Required task:
Copy the lines that follow, keeping every character the same.
....
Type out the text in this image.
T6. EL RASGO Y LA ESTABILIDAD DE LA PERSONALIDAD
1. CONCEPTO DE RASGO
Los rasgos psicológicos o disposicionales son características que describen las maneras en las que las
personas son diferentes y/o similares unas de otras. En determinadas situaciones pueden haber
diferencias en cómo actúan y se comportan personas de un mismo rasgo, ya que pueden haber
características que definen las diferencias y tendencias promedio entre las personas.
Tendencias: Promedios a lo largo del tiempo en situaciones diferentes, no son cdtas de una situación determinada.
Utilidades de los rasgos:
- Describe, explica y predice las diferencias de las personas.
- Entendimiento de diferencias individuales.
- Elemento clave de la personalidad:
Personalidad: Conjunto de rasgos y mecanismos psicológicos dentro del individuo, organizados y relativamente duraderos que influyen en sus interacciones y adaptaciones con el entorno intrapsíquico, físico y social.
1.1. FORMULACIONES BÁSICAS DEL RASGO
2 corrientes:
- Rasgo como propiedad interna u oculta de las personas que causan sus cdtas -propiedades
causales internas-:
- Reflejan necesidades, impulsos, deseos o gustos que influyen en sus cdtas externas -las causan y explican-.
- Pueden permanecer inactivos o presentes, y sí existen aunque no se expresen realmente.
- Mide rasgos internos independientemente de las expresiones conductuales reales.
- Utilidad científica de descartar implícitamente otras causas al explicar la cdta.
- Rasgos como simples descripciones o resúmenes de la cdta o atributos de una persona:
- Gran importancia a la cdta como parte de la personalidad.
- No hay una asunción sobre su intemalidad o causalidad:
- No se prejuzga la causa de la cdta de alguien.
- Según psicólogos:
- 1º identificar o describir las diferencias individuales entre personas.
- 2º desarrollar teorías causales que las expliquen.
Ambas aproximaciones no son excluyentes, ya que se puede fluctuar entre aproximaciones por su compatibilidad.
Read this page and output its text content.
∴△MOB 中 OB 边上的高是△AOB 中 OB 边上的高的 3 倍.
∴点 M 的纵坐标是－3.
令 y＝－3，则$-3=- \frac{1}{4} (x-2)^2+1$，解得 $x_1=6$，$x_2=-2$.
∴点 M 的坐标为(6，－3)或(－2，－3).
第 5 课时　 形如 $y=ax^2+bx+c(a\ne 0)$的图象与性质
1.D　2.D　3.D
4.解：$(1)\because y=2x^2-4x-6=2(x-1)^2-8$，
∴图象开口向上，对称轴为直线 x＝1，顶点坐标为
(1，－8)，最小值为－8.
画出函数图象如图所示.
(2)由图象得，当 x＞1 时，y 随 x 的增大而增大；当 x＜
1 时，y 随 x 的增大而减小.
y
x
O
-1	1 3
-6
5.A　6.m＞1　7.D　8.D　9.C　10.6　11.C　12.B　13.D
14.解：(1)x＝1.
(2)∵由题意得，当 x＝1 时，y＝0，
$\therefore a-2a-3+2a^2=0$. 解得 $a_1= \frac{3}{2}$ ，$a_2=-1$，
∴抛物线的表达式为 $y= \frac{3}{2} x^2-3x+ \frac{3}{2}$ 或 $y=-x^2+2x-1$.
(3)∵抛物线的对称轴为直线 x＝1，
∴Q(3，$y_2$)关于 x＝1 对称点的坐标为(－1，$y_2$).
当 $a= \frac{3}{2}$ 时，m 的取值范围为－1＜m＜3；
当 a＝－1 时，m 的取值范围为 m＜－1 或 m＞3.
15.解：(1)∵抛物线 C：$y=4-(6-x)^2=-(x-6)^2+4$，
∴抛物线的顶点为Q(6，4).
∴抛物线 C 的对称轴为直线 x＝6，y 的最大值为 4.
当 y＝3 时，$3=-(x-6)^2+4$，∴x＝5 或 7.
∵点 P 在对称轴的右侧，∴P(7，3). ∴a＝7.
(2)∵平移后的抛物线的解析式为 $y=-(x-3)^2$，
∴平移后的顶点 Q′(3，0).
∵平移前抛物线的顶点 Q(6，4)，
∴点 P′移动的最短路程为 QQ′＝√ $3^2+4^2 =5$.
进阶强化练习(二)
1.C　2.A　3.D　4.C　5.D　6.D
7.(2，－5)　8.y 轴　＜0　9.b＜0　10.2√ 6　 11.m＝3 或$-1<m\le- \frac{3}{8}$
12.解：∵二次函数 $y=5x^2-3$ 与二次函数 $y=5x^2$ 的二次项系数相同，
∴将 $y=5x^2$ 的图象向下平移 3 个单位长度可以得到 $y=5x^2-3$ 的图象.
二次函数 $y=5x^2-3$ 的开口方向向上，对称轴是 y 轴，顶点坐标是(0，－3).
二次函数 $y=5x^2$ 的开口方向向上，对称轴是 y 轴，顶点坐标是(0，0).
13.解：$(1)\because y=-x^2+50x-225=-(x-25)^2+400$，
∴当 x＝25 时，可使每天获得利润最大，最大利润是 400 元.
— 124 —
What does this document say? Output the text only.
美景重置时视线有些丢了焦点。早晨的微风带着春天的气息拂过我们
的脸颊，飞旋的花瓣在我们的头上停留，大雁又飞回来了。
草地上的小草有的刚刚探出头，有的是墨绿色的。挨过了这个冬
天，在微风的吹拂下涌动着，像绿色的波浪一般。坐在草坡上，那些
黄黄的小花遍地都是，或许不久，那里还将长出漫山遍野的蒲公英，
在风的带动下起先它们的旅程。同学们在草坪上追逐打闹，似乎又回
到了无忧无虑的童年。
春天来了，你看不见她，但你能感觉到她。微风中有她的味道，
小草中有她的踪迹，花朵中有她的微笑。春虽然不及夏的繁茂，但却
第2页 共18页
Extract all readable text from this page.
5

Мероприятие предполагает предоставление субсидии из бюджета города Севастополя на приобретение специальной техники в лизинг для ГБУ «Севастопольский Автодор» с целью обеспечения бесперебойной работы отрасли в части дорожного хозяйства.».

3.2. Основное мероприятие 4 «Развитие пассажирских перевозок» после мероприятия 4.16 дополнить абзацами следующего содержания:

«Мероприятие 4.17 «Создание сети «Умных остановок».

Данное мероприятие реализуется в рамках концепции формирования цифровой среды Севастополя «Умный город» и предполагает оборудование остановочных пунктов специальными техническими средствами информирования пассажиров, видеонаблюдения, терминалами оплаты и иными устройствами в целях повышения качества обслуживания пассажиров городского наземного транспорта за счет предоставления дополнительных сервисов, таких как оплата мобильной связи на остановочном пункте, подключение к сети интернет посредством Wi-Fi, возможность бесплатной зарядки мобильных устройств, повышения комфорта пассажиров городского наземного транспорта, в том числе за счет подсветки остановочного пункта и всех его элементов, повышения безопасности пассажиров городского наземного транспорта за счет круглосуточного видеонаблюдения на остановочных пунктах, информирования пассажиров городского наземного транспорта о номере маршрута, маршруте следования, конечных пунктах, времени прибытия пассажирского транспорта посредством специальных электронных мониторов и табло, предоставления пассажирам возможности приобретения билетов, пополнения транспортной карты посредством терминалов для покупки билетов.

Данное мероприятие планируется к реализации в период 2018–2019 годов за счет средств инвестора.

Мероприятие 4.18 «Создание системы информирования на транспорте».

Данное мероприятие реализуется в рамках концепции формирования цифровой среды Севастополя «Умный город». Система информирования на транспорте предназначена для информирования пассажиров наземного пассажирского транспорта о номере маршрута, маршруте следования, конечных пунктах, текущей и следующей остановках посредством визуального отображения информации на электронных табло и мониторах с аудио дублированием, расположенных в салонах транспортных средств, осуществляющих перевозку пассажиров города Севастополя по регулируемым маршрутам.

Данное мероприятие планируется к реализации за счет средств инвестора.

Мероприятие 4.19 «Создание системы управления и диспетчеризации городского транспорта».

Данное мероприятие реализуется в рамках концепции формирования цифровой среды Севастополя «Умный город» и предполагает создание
....
Response:
Type out the text in this image.
T6. EL RASGO Y LA ESTABILIDAD DE LA PERSONALIDAD
1. CONCEPTO DE RASGO
Los rasgos psicológicos o disposicionales son características que describen las maneras en las que las
personas son diferentes y/o similares unas de otras. En determinadas situaciones pueden haber
diferencias en cómo actúan y se comportan personas de un mismo rasgo, ya que pueden haber
características que definen las diferencias y tendencias promedio entre las personas.
Tendencias: Promedios a lo largo del tiempo en situaciones diferentes, no son cdtas de una situación determinada.
Utilidades de los rasgos:
- Describe, explica y predice las diferencias de las personas.
- Entendimiento de diferencias individuales.
- Elemento clave de la personalidad:
Personalidad: Conjunto de rasgos y mecanismos psicológicos dentro del individuo, organizados y relativamente duraderos que influyen en sus interacciones y adaptaciones con el entorno intrapsíquico, físico y social.
1.1. FORMULACIONES BÁSICAS DEL RASGO
2 corrientes:
- Rasgo como propiedad interna u oculta de las personas que causan sus cdtas -propiedades
causales internas-:
- Reflejan necesidades, impulsos, deseos o gustos que influyen en sus cdtas externas -las causan y explican-.
- Pueden permanecer inactivos o presentes, y sí existen aunque no se expresen realmente.
- Mide rasgos internos independientemente de las expresiones conductuales reales.
- Utilidad científica de descartar implícitamente otras causas al explicar la cdta.
- Rasgos como simples descripciones o resúmenes de la cdta o atributos de una persona:
- Gran importancia a la cdta como parte de la personalidad.
- No hay una asunción sobre su intemalidad o causalidad:
- No se prejuzga la causa de la cdta de alguien.
- Según psicólogos:
- 1º identificar o describir las diferencias individuales entre personas.
- 2º desarrollar teorías causales que las expliquen.
Ambas aproximaciones no son excluyentes, ya que se puede fluctuar entre aproximaciones por su compatibilidad.
Read this page and output its text content.
∴△MOB 中 OB 边上的高是△AOB 中 OB 边上的高的 3 倍.
∴点 M 的纵坐标是－3.
令 y＝－3，则$-3=- \frac{1}{4} (x-2)^2+1$，解得 $x_1=6$，$x_2=-2$.
∴点 M 的坐标为(6，－3)或(－2，－3).
第 5 课时　 形如 $y=ax^2+bx+c(a\ne 0)$的图象与性质
1.D　2.D　3.D
4.解：$(1)\because y=2x^2-4x-6=2(x-1)^2-8$，
∴图象开口向上，对称轴为直线 x＝1，顶点坐标为
(1，－8)，最小值为－8.
画出函数图象如图所示.
(2)由图象得，当 x＞1 时，y 随 x 的增大而增大；当 x＜
1 时，y 随 x 的增大而减小.
y
x
O
-1	1 3
-6
5.A　6.m＞1　7.D　8.D　9.C　10.6　11.C　12.B　13.D
14.解：(1)x＝1.
(2)∵由题意得，当 x＝1 时，y＝0，
$\therefore a-2a-3+2a^2=0$. 解得 $a_1= \frac{3}{2}$ ，$a_2=-1$，
∴抛物线的表达式为 $y= \frac{3}{2} x^2-3x+ \frac{3}{2}$ 或 $y=-x^2+2x-1$.
(3)∵抛物线的对称轴为直线 x＝1，
∴Q(3，$y_2$)关于 x＝1 对称点的坐标为(－1，$y_2$).
当 $a= \frac{3}{2}$ 时，m 的取值范围为－1＜m＜3；
当 a＝－1 时，m 的取值范围为 m＜－1 或 m＞3.
15.解：(1)∵抛物线 C：$y=4-(6-x)^2=-(x-6)^2+4$，
∴抛物线的顶点为Q(6，4).
∴抛物线 C 的对称轴为直线 x＝6，y 的最大值为 4.
当 y＝3 时，$3=-(x-6)^2+4$，∴x＝5 或 7.
∵点 P 在对称轴的右侧，∴P(7，3). ∴a＝7.
(2)∵平移后的抛物线的解析式为 $y=-(x-3)^2$，
∴平移后的顶点 Q′(3，0).
∵平移前抛物线的顶点 Q(6，4)，
∴点 P′移动的最短路程为 QQ′＝√ $3^2+4^2 =5$.
进阶强化练习(二)
1.C　2.A　3.D　4.C　5.D　6.D
7.(2，－5)　8.y 轴　＜0　9.b＜0　10.2√ 6　 11.m＝3 或$-1<m\le- \frac{3}{8}$
12.解：∵二次函数 $y=5x^2-3$ 与二次函数 $y=5x^2$ 的二次项系数相同，
∴将 $y=5x^2$ 的图象向下平移 3 个单位长度可以得到 $y=5x^2-3$ 的图象.
二次函数 $y=5x^2-3$ 的开口方向向上，对称轴是 y 轴，顶点坐标是(0，－3).
二次函数 $y=5x^2$ 的开口方向向上，对称轴是 y 轴，顶点坐标是(0，0).
13.解：$(1)\because y=-x^2+50x-225=-(x-25)^2+400$，
∴当 x＝25 时，可使每天获得利润最大，最大利润是 400 元.
— 124 —
What does this document say? Output the text only.
美景重置时视线有些丢了焦点。早晨的微风带着春天的气息拂过我们
的脸颊，飞旋的花瓣在我们的头上停留，大雁又飞回来了。
草地上的小草有的刚刚探出头，有的是墨绿色的。挨过了这个冬
天，在微风的吹拂下涌动着，像绿色的波浪一般。坐在草坡上，那些
黄黄的小花遍地都是，或许不久，那里还将长出漫山遍野的蒲公英，
在风的带动下起先它们的旅程。同学们在草坪上追逐打闹，似乎又回
到了无忧无虑的童年。
春天来了，你看不见她，但你能感觉到她。微风中有她的味道，
小草中有她的踪迹，花朵中有她的微笑。春虽然不及夏的繁茂，但却
第2页 共18页
Extract all readable text from this page.
5

Мероприятие предполагает предоставление субсидии из бюджета города Севастополя на приобретение специальной техники в лизинг для ГБУ «Севастопольский Автодор» с целью обеспечения бесперебойной работы отрасли в части дорожного хозяйства.».

3.2. Основное мероприятие 4 «Развитие пассажирских перевозок» после мероприятия 4.16 дополнить абзацами следующего содержания:

«Мероприятие 4.17 «Создание сети «Умных остановок».

Данное мероприятие реализуется в рамках концепции формирования цифровой среды Севастополя «Умный город» и предполагает оборудование остановочных пунктов специальными техническими средствами информирования пассажиров, видеонаблюдения, терминалами оплаты и иными устройствами в целях повышения качества обслуживания пассажиров городского наземного транспорта за счет предоставления дополнительных сервисов, таких как оплата мобильной связи на остановочном пункте, подключение к сети интернет посредством Wi-Fi, возможность бесплатной зарядки мобильных устройств, повышения комфорта пассажиров городского наземного транспорта, в том числе за счет подсветки остановочного пункта и всех его элементов, повышения безопасности пассажиров городского наземного транспорта за счет круглосуточного видеонаблюдения на остановочных пунктах, информирования пассажиров городского наземного транспорта о номере маршрута, маршруте следования, конечных пунктах, времени прибытия пассажирского транспорта посредством специальных электронных мониторов и табло, предоставления пассажирам возможности приобретения билетов, пополнения транспортной карты посредством терминалов для покупки билетов.

Данное мероприятие планируется к реализации в период 2018–2019 годов за счет средств инвестора.

Мероприятие 4.18 «Создание системы информирования на транспорте».

Данное мероприятие реализуется в рамках концепции формирования цифровой среды Севастополя «Умный город». Система информирования на транспорте предназначена для информирования пассажиров наземного пассажирского транспорта о номере маршрута, маршруте следования, конечных пунктах, текущей и следующей остановках посредством визуального отображения информации на электронных табло и мониторах с аудио дублированием, расположенных в салонах транспортных средств, осуществляющих перевозку пассажиров города Севастополя по регулируемым маршрутам.

Данное мероприятие планируется к реализации за счет средств инвестора.

Мероприятие 4.19 «Создание системы управления и диспетчеризации городского транспорта».

Данное мероприятие реализуется в рамках концепции формирования цифровой среды Севастополя «Умный город» и предполагает создание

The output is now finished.